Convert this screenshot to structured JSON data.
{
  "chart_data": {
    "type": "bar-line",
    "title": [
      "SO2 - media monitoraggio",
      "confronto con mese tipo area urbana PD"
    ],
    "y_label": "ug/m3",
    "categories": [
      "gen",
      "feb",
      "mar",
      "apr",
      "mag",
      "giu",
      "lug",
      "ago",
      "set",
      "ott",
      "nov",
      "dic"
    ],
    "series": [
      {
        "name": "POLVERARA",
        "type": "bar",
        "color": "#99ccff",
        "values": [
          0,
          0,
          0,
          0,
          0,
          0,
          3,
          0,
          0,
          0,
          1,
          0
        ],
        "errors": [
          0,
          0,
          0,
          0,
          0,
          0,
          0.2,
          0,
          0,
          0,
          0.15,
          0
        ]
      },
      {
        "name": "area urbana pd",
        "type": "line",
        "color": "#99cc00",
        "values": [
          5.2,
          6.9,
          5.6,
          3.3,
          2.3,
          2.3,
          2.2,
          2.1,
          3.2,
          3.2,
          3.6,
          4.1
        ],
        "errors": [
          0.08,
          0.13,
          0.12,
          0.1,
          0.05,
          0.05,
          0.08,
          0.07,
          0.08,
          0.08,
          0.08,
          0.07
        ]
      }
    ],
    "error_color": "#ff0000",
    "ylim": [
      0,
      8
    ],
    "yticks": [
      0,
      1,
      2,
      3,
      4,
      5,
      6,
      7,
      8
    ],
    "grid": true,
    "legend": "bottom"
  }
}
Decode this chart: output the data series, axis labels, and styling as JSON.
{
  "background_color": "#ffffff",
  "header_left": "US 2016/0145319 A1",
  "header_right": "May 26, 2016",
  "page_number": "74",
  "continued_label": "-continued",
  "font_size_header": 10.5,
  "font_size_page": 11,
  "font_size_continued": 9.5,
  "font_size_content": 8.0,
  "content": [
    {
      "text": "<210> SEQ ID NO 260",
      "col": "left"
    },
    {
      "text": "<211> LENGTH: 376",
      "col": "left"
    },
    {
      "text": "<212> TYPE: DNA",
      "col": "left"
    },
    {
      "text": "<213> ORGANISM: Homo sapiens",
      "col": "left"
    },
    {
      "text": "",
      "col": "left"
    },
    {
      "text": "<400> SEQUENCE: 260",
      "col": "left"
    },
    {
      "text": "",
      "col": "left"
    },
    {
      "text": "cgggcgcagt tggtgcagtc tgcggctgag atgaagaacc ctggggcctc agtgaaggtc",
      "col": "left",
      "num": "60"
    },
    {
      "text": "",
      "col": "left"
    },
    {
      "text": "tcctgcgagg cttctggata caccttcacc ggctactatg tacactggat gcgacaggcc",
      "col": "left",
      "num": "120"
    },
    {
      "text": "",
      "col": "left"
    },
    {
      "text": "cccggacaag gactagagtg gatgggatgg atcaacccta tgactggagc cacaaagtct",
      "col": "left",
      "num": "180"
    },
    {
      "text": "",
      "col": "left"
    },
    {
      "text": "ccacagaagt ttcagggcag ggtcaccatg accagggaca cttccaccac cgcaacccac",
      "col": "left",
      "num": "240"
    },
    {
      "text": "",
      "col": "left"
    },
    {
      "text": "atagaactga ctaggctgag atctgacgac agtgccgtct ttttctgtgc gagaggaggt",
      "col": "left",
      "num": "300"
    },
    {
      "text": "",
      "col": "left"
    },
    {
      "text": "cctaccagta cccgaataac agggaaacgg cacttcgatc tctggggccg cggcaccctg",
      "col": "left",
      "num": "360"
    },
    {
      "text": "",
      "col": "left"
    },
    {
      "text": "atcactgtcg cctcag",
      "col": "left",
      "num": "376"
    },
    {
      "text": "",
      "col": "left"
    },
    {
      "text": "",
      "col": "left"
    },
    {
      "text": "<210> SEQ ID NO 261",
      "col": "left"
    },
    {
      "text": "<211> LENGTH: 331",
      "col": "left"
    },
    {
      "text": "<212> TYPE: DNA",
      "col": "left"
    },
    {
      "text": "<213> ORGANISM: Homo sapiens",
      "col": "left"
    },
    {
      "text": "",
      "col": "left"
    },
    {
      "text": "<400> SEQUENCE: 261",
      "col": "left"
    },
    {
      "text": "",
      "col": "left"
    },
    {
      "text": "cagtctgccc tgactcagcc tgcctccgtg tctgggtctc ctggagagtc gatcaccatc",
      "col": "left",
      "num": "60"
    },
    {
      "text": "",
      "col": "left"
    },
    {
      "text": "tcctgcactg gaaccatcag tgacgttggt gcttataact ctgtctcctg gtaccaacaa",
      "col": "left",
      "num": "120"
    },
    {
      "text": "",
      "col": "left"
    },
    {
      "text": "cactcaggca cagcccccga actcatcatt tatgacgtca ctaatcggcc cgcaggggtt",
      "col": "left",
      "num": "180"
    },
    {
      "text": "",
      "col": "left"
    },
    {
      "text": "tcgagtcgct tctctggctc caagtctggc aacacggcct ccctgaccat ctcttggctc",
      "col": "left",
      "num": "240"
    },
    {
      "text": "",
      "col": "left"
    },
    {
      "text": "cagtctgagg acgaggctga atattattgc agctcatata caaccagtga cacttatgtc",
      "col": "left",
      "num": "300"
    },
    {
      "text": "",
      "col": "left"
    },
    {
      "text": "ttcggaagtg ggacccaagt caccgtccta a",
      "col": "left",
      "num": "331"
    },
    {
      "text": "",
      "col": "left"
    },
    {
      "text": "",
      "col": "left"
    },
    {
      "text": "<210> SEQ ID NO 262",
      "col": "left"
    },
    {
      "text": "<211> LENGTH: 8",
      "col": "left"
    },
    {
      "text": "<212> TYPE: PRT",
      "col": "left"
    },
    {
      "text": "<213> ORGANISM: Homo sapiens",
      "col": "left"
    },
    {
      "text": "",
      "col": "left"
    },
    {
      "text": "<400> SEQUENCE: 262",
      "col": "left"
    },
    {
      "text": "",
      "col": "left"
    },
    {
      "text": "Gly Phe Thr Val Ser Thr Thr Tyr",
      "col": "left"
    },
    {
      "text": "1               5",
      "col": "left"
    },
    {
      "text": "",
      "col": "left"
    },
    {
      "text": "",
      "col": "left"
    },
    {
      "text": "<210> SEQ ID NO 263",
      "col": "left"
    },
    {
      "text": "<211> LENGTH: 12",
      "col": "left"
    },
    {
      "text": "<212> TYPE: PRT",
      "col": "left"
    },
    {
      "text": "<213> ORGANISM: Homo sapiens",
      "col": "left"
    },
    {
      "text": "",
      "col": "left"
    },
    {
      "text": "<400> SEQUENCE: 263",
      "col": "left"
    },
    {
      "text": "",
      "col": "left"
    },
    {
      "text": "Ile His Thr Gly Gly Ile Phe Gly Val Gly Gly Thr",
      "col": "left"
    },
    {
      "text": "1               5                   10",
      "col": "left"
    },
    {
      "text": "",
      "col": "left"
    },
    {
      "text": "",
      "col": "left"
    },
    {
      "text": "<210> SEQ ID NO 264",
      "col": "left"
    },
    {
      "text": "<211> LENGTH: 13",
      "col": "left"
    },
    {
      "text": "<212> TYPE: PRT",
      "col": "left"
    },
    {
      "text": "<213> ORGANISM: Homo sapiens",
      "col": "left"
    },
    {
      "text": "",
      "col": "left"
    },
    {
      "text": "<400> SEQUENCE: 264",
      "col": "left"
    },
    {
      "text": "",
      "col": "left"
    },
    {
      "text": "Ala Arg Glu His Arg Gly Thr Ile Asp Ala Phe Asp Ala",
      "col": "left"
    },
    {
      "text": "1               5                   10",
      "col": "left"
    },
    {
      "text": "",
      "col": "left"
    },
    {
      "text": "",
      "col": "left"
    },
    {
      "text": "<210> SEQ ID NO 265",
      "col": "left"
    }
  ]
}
= = = = = = =
- **Goal of the exercise**: Exactly reproduce all of the entries.

- **Result for this exercise**:
Convert this screenshot to structured JSON data.
{
  "chart_data": {
    "type": "bar-line",
    "title": [
      "SO2 - media monitoraggio",
      "confronto con mese tipo area urbana PD"
    ],
    "y_label": "ug/m3",
    "categories": [
      "gen",
      "feb",
      "mar",
      "apr",
      "mag",
      "giu",
      "lug",
      "ago",
      "set",
      "ott",
      "nov",
      "dic"
    ],
    "series": [
      {
        "name": "POLVERARA",
        "type": "bar",
        "color": "#99ccff",
        "values": [
          0,
          0,
          0,
          0,
          0,
          0,
          3,
          0,
          0,
          0,
          1,
          0
        ],
        "errors": [
          0,
          0,
          0,
          0,
          0,
          0,
          0.2,
          0,
          0,
          0,
          0.15,
          0
        ]
      },
      {
        "name": "area urbana pd",
        "type": "line",
        "color": "#99cc00",
        "values": [
          5.2,
          6.9,
          5.6,
          3.3,
          2.3,
          2.3,
          2.2,
          2.1,
          3.2,
          3.2,
          3.6,
          4.1
        ],
        "errors": [
          0.08,
          0.13,
          0.12,
          0.1,
          0.05,
          0.05,
          0.08,
          0.07,
          0.08,
          0.08,
          0.08,
          0.07
        ]
      }
    ],
    "error_color": "#ff0000",
    "ylim": [
      0,
      8
    ],
    "yticks": [
      0,
      1,
      2,
      3,
      4,
      5,
      6,
      7,
      8
    ],
    "grid": true,
    "legend": "bottom"
  }
}
Decode this chart: output the data series, axis labels, and styling as JSON.
{
  "background_color": "#ffffff",
  "header_left": "US 2016/0145319 A1",
  "header_right": "May 26, 2016",
  "page_number": "74",
  "continued_label": "-continued",
  "font_size_header": 10.5,
  "font_size_page": 11,
  "font_size_continued": 9.5,
  "font_size_content": 8.0,
  "content": [
    {
      "text": "<210> SEQ ID NO 260",
      "col": "left"
    },
    {
      "text": "<211> LENGTH: 376",
      "col": "left"
    },
    {
      "text": "<212> TYPE: DNA",
      "col": "left"
    },
    {
      "text": "<213> ORGANISM: Homo sapiens",
      "col": "left"
    },
    {
      "text": "",
      "col": "left"
    },
    {
      "text": "<400> SEQUENCE: 260",
      "col": "left"
    },
    {
      "text": "",
      "col": "left"
    },
    {
      "text": "cgggcgcagt tggtgcagtc tgcggctgag atgaagaacc ctggggcctc agtgaaggtc",
      "col": "left",
      "num": "60"
    },
    {
      "text": "",
      "col": "left"
    },
    {
      "text": "tcctgcgagg cttctggata caccttcacc ggctactatg tacactggat gcgacaggcc",
      "col": "left",
      "num": "120"
    },
    {
      "text": "",
      "col": "left"
    },
    {
      "text": "cccggacaag gactagagtg gatgggatgg atcaacccta tgactggagc cacaaagtct",
      "col": "left",
      "num": "180"
    },
    {
      "text": "",
      "col": "left"
    },
    {
      "text": "ccacagaagt ttcagggcag ggtcaccatg accagggaca cttccaccac cgcaacccac",
      "col": "left",
      "num": "240"
    },
    {
      "text": "",
      "col": "left"
    },
    {
      "text": "atagaactga ctaggctgag atctgacgac agtgccgtct ttttctgtgc gagaggaggt",
      "col": "left",
      "num": "300"
    },
    {
      "text": "",
      "col": "left"
    },
    {
      "text": "cctaccagta cccgaataac agggaaacgg cacttcgatc tctggggccg cggcaccctg",
      "col": "left",
      "num": "360"
    },
    {
      "text": "",
      "col": "left"
    },
    {
      "text": "atcactgtcg cctcag",
      "col": "left",
      "num": "376"
    },
    {
      "text": "",
      "col": "left"
    },
    {
      "text": "",
      "col": "left"
    },
    {
      "text": "<210> SEQ ID NO 261",
      "col": "left"
    },
    {
      "text": "<211> LENGTH: 331",
      "col": "left"
    },
    {
      "text": "<212> TYPE: DNA",
      "col": "left"
    },
    {
      "text": "<213> ORGANISM: Homo sapiens",
      "col": "left"
    },
    {
      "text": "",
      "col": "left"
    },
    {
      "text": "<400> SEQUENCE: 261",
      "col": "left"
    },
    {
      "text": "",
      "col": "left"
    },
    {
      "text": "cagtctgccc tgactcagcc tgcctccgtg tctgggtctc ctggagagtc gatcaccatc",
      "col": "left",
      "num": "60"
    },
    {
      "text": "",
      "col": "left"
    },
    {
      "text": "tcctgcactg gaaccatcag tgacgttggt gcttataact ctgtctcctg gtaccaacaa",
      "col": "left",
      "num": "120"
    },
    {
      "text": "",
      "col": "left"
    },
    {
      "text": "cactcaggca cagcccccga actcatcatt tatgacgtca ctaatcggcc cgcaggggtt",
      "col": "left",
      "num": "180"
    },
    {
      "text": "",
      "col": "left"
    },
    {
      "text": "tcgagtcgct tctctggctc caagtctggc aacacggcct ccctgaccat ctcttggctc",
      "col": "left",
      "num": "240"
    },
    {
      "text": "",
      "col": "left"
    },
    {
      "text": "cagtctgagg acgaggctga atattattgc agctcatata caaccagtga cacttatgtc",
      "col": "left",
      "num": "300"
    },
    {
      "text": "",
      "col": "left"
    },
    {
      "text": "ttcggaagtg ggacccaagt caccgtccta a",
      "col": "left",
      "num": "331"
    },
    {
      "text": "",
      "col": "left"
    },
    {
      "text": "",
      "col": "left"
    },
    {
      "text": "<210> SEQ ID NO 262",
      "col": "left"
    },
    {
      "text": "<211> LENGTH: 8",
      "col": "left"
    },
    {
      "text": "<212> TYPE: PRT",
      "col": "left"
    },
    {
      "text": "<213> ORGANISM: Homo sapiens",
      "col": "left"
    },
    {
      "text": "",
      "col": "left"
    },
    {
      "text": "<400> SEQUENCE: 262",
      "col": "left"
    },
    {
      "text": "",
      "col": "left"
    },
    {
      "text": "Gly Phe Thr Val Ser Thr Thr Tyr",
      "col": "left"
    },
    {
      "text": "1               5",
      "col": "left"
    },
    {
      "text": "",
      "col": "left"
    },
    {
      "text": "",
      "col": "left"
    },
    {
      "text": "<210> SEQ ID NO 263",
      "col": "left"
    },
    {
      "text": "<211> LENGTH: 12",
      "col": "left"
    },
    {
      "text": "<212> TYPE: PRT",
      "col": "left"
    },
    {
      "text": "<213> ORGANISM: Homo sapiens",
      "col": "left"
    },
    {
      "text": "",
      "col": "left"
    },
    {
      "text": "<400> SEQUENCE: 263",
      "col": "left"
    },
    {
      "text": "",
      "col": "left"
    },
    {
      "text": "Ile His Thr Gly Gly Ile Phe Gly Val Gly Gly Thr",
      "col": "left"
    },
    {
      "text": "1               5                   10",
      "col": "left"
    },
    {
      "text": "",
      "col": "left"
    },
    {
      "text": "",
      "col": "left"
    },
    {
      "text": "<210> SEQ ID NO 264",
      "col": "left"
    },
    {
      "text": "<211> LENGTH: 13",
      "col": "left"
    },
    {
      "text": "<212> TYPE: PRT",
      "col": "left"
    },
    {
      "text": "<213> ORGANISM: Homo sapiens",
      "col": "left"
    },
    {
      "text": "",
      "col": "left"
    },
    {
      "text": "<400> SEQUENCE: 264",
      "col": "left"
    },
    {
      "text": "",
      "col": "left"
    },
    {
      "text": "Ala Arg Glu His Arg Gly Thr Ile Asp Ala Phe Asp Ala",
      "col": "left"
    },
    {
      "text": "1               5                   10",
      "col": "left"
    },
    {
      "text": "",
      "col": "left"
    },
    {
      "text": "",
      "col": "left"
    },
    {
      "text": "<210> SEQ ID NO 265",
      "col": "left"
    }
  ]
}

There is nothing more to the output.